Collection entries:
• • • •

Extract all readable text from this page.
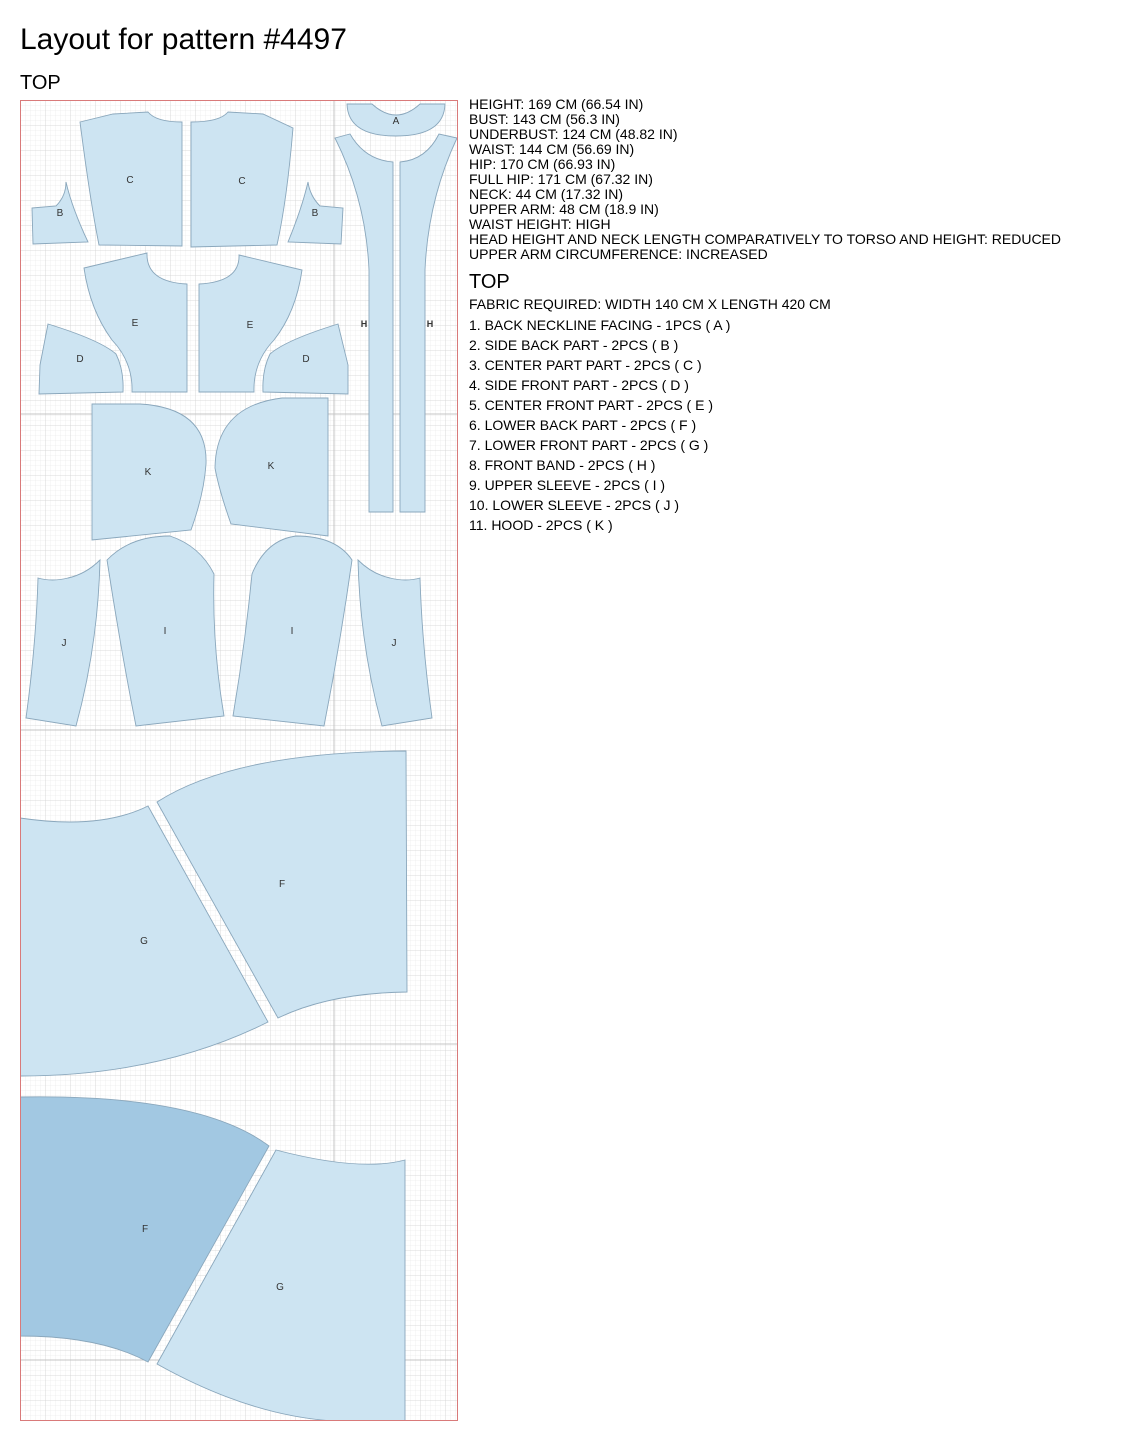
Layout for pattern #4497
TOP
A
H	H
C	C
B	B
E	E
D	D
K
K
J	J
I	I
F
G
F
G
HEIGHT: 169 CM (66.54 IN)
BUST: 143 CM (56.3 IN)
UNDERBUST: 124 CM (48.82 IN)
WAIST: 144 CM (56.69 IN)
HIP: 170 CM (66.93 IN)
FULL HIP: 171 CM (67.32 IN)
NECK: 44 CM (17.32 IN)
UPPER ARM: 48 CM (18.9 IN)
WAIST HEIGHT: HIGH
HEAD HEIGHT AND NECK LENGTH COMPARATIVELY TO TORSO AND HEIGHT: REDUCED
UPPER ARM CIRCUMFERENCE: INCREASED
TOP
FABRIC REQUIRED: WIDTH 140 CM X LENGTH 420 CM
1. BACK NECKLINE FACING - 1PCS ( A )
2. SIDE BACK PART - 2PCS ( B )
3. CENTER PART PART - 2PCS ( C )
4. SIDE FRONT PART - 2PCS ( D )
5. CENTER FRONT PART - 2PCS ( E )
6. LOWER BACK PART - 2PCS ( F )
7. LOWER FRONT PART - 2PCS ( G )
8. FRONT BAND - 2PCS ( H )
9. UPPER SLEEVE - 2PCS ( I )
10. LOWER SLEEVE - 2PCS ( J )
11. HOOD - 2PCS ( K )
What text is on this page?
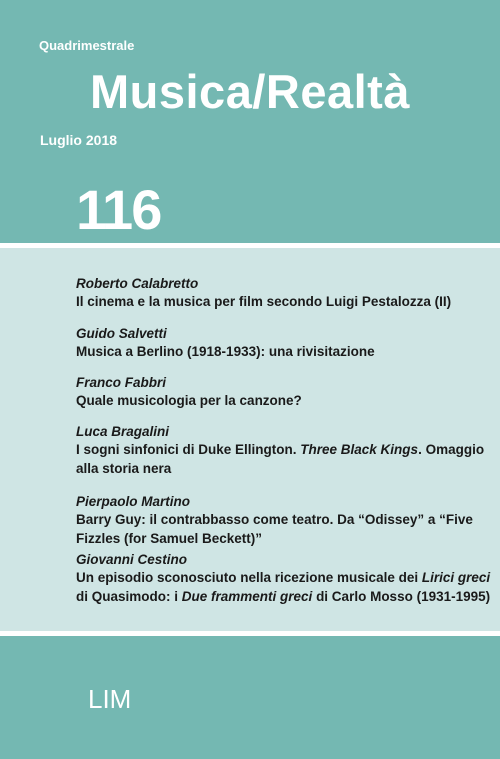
Quadrimestrale
Musica/Realtà
Luglio 2018
116
Roberto Calabretto
Il cinema e la musica per film secondo Luigi Pestalozza (II)
Guido Salvetti
Musica a Berlino (1918-1933): una rivisitazione
Franco Fabbri
Quale musicologia per la canzone?
Luca Bragalini
I sogni sinfonici di Duke Ellington. Three Black Kings. Omaggio
alla storia nera
Pierpaolo Martino
Barry Guy: il contrabbasso come teatro. Da “Odissey” a “Five
Fizzles (for Samuel Beckett)”
Giovanni Cestino
Un episodio sconosciuto nella ricezione musicale dei Lirici greci
di Quasimodo: i Due frammenti greci di Carlo Mosso (1931-1995)
LIM
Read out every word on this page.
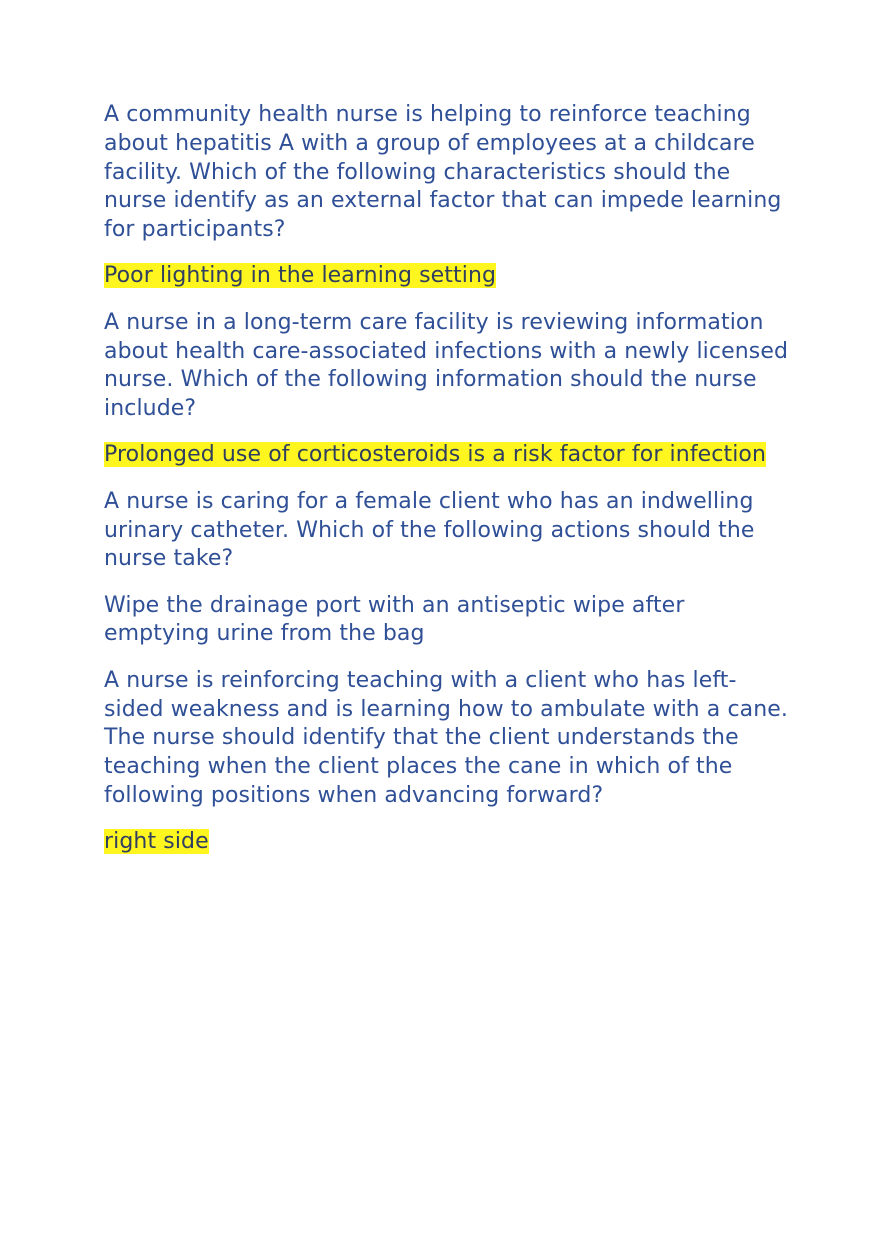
A community health nurse is helping to reinforce teaching about hepatitis A with a group of employees at a childcare facility. Which of the following characteristics should the nurse identify as an external factor that can impede learning for participants?

Poor lighting in the learning setting

A nurse in a long-term care facility is reviewing information about health care-associated infections with a newly licensed nurse. Which of the following information should the nurse include?

Prolonged use of corticosteroids is a risk factor for infection

A nurse is caring for a female client who has an indwelling urinary catheter. Which of the following actions should the nurse take?

Wipe the drainage port with an antiseptic wipe after emptying urine from the bag

A nurse is reinforcing teaching with a client who has left-sided weakness and is learning how to ambulate with a cane. The nurse should identify that the client understands the teaching when the client places the cane in which of the following positions when advancing forward?

right side
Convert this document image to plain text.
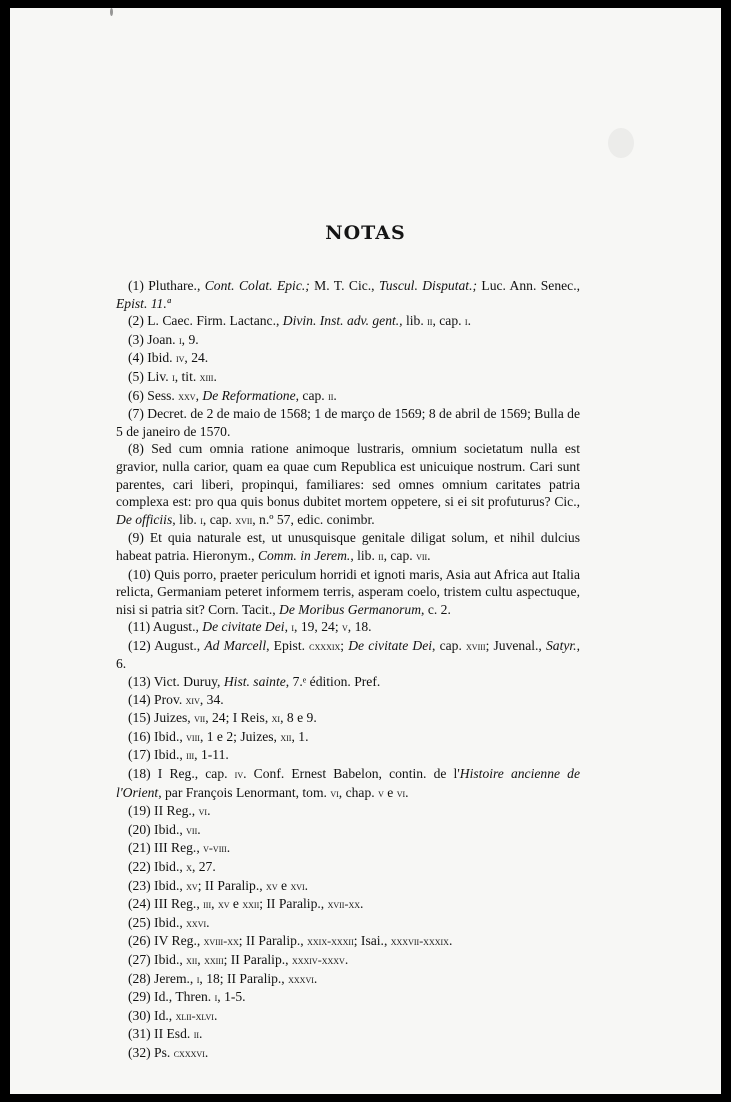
NOTAS

(1) Pluthare., Cont. Colat. Epic.; M. T. Cic., Tuscul. Disputat.; Luc. Ann. Senec., Epist. 11.ª

(2) L. Caec. Firm. Lactanc., Divin. Inst. adv. gent., lib. ii, cap. i.

(3) Joan. i, 9.

(4) Ibid. iv, 24.

(5) Liv. i, tit. xiii.

(6) Sess. xxv, De Reformatione, cap. ii.

(7) Decret. de 2 de maio de 1568; 1 de março de 1569; 8 de abril de 1569; Bulla de 5 de janeiro de 1570.

(8) Sed cum omnia ratione animoque lustraris, omnium societatum nulla est gravior, nulla carior, quam ea quae cum Republica est unicuique nostrum. Cari sunt parentes, cari liberi, propinqui, familiares: sed omnes omnium caritates patria complexa est: pro qua quis bonus dubitet mortem oppetere, si ei sit profuturus? Cic., De officiis, lib. i, cap. xvii, n.º 57, edic. conimbr.

(9) Et quia naturale est, ut unusquisque genitale diligat solum, et nihil dulcius habeat patria. Hieronym., Comm. in Jerem., lib. ii, cap. vii.

(10) Quis porro, praeter periculum horridi et ignoti maris, Asia aut Africa aut Italia relicta, Germaniam peteret informem terris, asperam coelo, tristem cultu aspectuque, nisi si patria sit? Corn. Tacit., De Moribus Germanorum, c. 2.

(11) August., De civitate Dei, i, 19, 24; v, 18.

(12) August., Ad Marcell, Epist. cxxxix; De civitate Dei, cap. xviii; Juvenal., Satyr., 6.

(13) Vict. Duruy, Hist. sainte, 7.ᵉ édition. Pref.

(14) Prov. xiv, 34.

(15) Juizes, vii, 24; I Reis, xi, 8 e 9.

(16) Ibid., viii, 1 e 2; Juizes, xii, 1.

(17) Ibid., iii, 1-11.

(18) I Reg., cap. iv. Conf. Ernest Babelon, contin. de l'Histoire ancienne de l'Orient, par François Lenormant, tom. vi, chap. v e vi.

(19) II Reg., vi.

(20) Ibid., vii.

(21) III Reg., v-viii.

(22) Ibid., x, 27.

(23) Ibid., xv; II Paralip., xv e xvi.

(24) III Reg., iii, xv e xxii; II Paralip., xvii-xx.

(25) Ibid., xxvi.

(26) IV Reg., xviii-xx; II Paralip., xxix-xxxii; Isai., xxxvii-xxxix.

(27) Ibid., xii, xxiii; II Paralip., xxxiv-xxxv.

(28) Jerem., i, 18; II Paralip., xxxvi.

(29) Id., Thren. i, 1-5.

(30) Id., xlii-xlvi.

(31) II Esd. ii.

(32) Ps. cxxxvi.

• • • •

Problem details => Copy each line above precisely, dropping the pictures.

Exercise answer =>
Extract all readable text from this page.
Layout for pattern #4497
TOP
A
H	H
C	C
B	B
E	E
D	D
K
K
J	J
I	I
F
G
F
G
HEIGHT: 169 CM (66.54 IN)
BUST: 143 CM (56.3 IN)
UNDERBUST: 124 CM (48.82 IN)
WAIST: 144 CM (56.69 IN)
HIP: 170 CM (66.93 IN)
FULL HIP: 171 CM (67.32 IN)
NECK: 44 CM (17.32 IN)
UPPER ARM: 48 CM (18.9 IN)
WAIST HEIGHT: HIGH
HEAD HEIGHT AND NECK LENGTH COMPARATIVELY TO TORSO AND HEIGHT: REDUCED
UPPER ARM CIRCUMFERENCE: INCREASED
TOP
FABRIC REQUIRED: WIDTH 140 CM X LENGTH 420 CM
1. BACK NECKLINE FACING - 1PCS ( A )
2. SIDE BACK PART - 2PCS ( B )
3. CENTER PART PART - 2PCS ( C )
4. SIDE FRONT PART - 2PCS ( D )
5. CENTER FRONT PART - 2PCS ( E )
6. LOWER BACK PART - 2PCS ( F )
7. LOWER FRONT PART - 2PCS ( G )
8. FRONT BAND - 2PCS ( H )
9. UPPER SLEEVE - 2PCS ( I )
10. LOWER SLEEVE - 2PCS ( J )
11. HOOD - 2PCS ( K )
What text is on this page?
Quadrimestrale
Musica/Realtà
Luglio 2018
116
Roberto Calabretto
Il cinema e la musica per film secondo Luigi Pestalozza (II)
Guido Salvetti
Musica a Berlino (1918-1933): una rivisitazione
Franco Fabbri
Quale musicologia per la canzone?
Luca Bragalini
I sogni sinfonici di Duke Ellington. Three Black Kings. Omaggio
alla storia nera
Pierpaolo Martino
Barry Guy: il contrabbasso come teatro. Da “Odissey” a “Five
Fizzles (for Samuel Beckett)”
Giovanni Cestino
Un episodio sconosciuto nella ricezione musicale dei Lirici greci
di Quasimodo: i Due frammenti greci di Carlo Mosso (1931-1995)
LIM
Read out every word on this page.
A community health nurse is helping to reinforce teaching about hepatitis A with a group of employees at a childcare facility. Which of the following characteristics should the nurse identify as an external factor that can impede learning for participants?

Poor lighting in the learning setting

A nurse in a long-term care facility is reviewing information about health care-associated infections with a newly licensed nurse. Which of the following information should the nurse include?

Prolonged use of corticosteroids is a risk factor for infection

A nurse is caring for a female client who has an indwelling urinary catheter. Which of the following actions should the nurse take?

Wipe the drainage port with an antiseptic wipe after emptying urine from the bag

A nurse is reinforcing teaching with a client who has left-sided weakness and is learning how to ambulate with a cane. The nurse should identify that the client understands the teaching when the client places the cane in which of the following positions when advancing forward?

right side
Convert this document image to plain text.
NOTAS

(1) Pluthare., Cont. Colat. Epic.; M. T. Cic., Tuscul. Disputat.; Luc. Ann. Senec., Epist. 11.ª

(2) L. Caec. Firm. Lactanc., Divin. Inst. adv. gent., lib. ii, cap. i.

(3) Joan. i, 9.

(4) Ibid. iv, 24.

(5) Liv. i, tit. xiii.

(6) Sess. xxv, De Reformatione, cap. ii.

(7) Decret. de 2 de maio de 1568; 1 de março de 1569; 8 de abril de 1569; Bulla de 5 de janeiro de 1570.

(8) Sed cum omnia ratione animoque lustraris, omnium societatum nulla est gravior, nulla carior, quam ea quae cum Republica est unicuique nostrum. Cari sunt parentes, cari liberi, propinqui, familiares: sed omnes omnium caritates patria complexa est: pro qua quis bonus dubitet mortem oppetere, si ei sit profuturus? Cic., De officiis, lib. i, cap. xvii, n.º 57, edic. conimbr.

(9) Et quia naturale est, ut unusquisque genitale diligat solum, et nihil dulcius habeat patria. Hieronym., Comm. in Jerem., lib. ii, cap. vii.

(10) Quis porro, praeter periculum horridi et ignoti maris, Asia aut Africa aut Italia relicta, Germaniam peteret informem terris, asperam coelo, tristem cultu aspectuque, nisi si patria sit? Corn. Tacit., De Moribus Germanorum, c. 2.

(11) August., De civitate Dei, i, 19, 24; v, 18.

(12) August., Ad Marcell, Epist. cxxxix; De civitate Dei, cap. xviii; Juvenal., Satyr., 6.

(13) Vict. Duruy, Hist. sainte, 7.ᵉ édition. Pref.

(14) Prov. xiv, 34.

(15) Juizes, vii, 24; I Reis, xi, 8 e 9.

(16) Ibid., viii, 1 e 2; Juizes, xii, 1.

(17) Ibid., iii, 1-11.

(18) I Reg., cap. iv. Conf. Ernest Babelon, contin. de l'Histoire ancienne de l'Orient, par François Lenormant, tom. vi, chap. v e vi.

(19) II Reg., vi.

(20) Ibid., vii.

(21) III Reg., v-viii.

(22) Ibid., x, 27.

(23) Ibid., xv; II Paralip., xv e xvi.

(24) III Reg., iii, xv e xxii; II Paralip., xvii-xx.

(25) Ibid., xxvi.

(26) IV Reg., xviii-xx; II Paralip., xxix-xxxii; Isai., xxxvii-xxxix.

(27) Ibid., xii, xxiii; II Paralip., xxxiv-xxxv.

(28) Jerem., i, 18; II Paralip., xxxvi.

(29) Id., Thren. i, 1-5.

(30) Id., xlii-xlvi.

(31) II Esd. ii.

(32) Ps. cxxxvi.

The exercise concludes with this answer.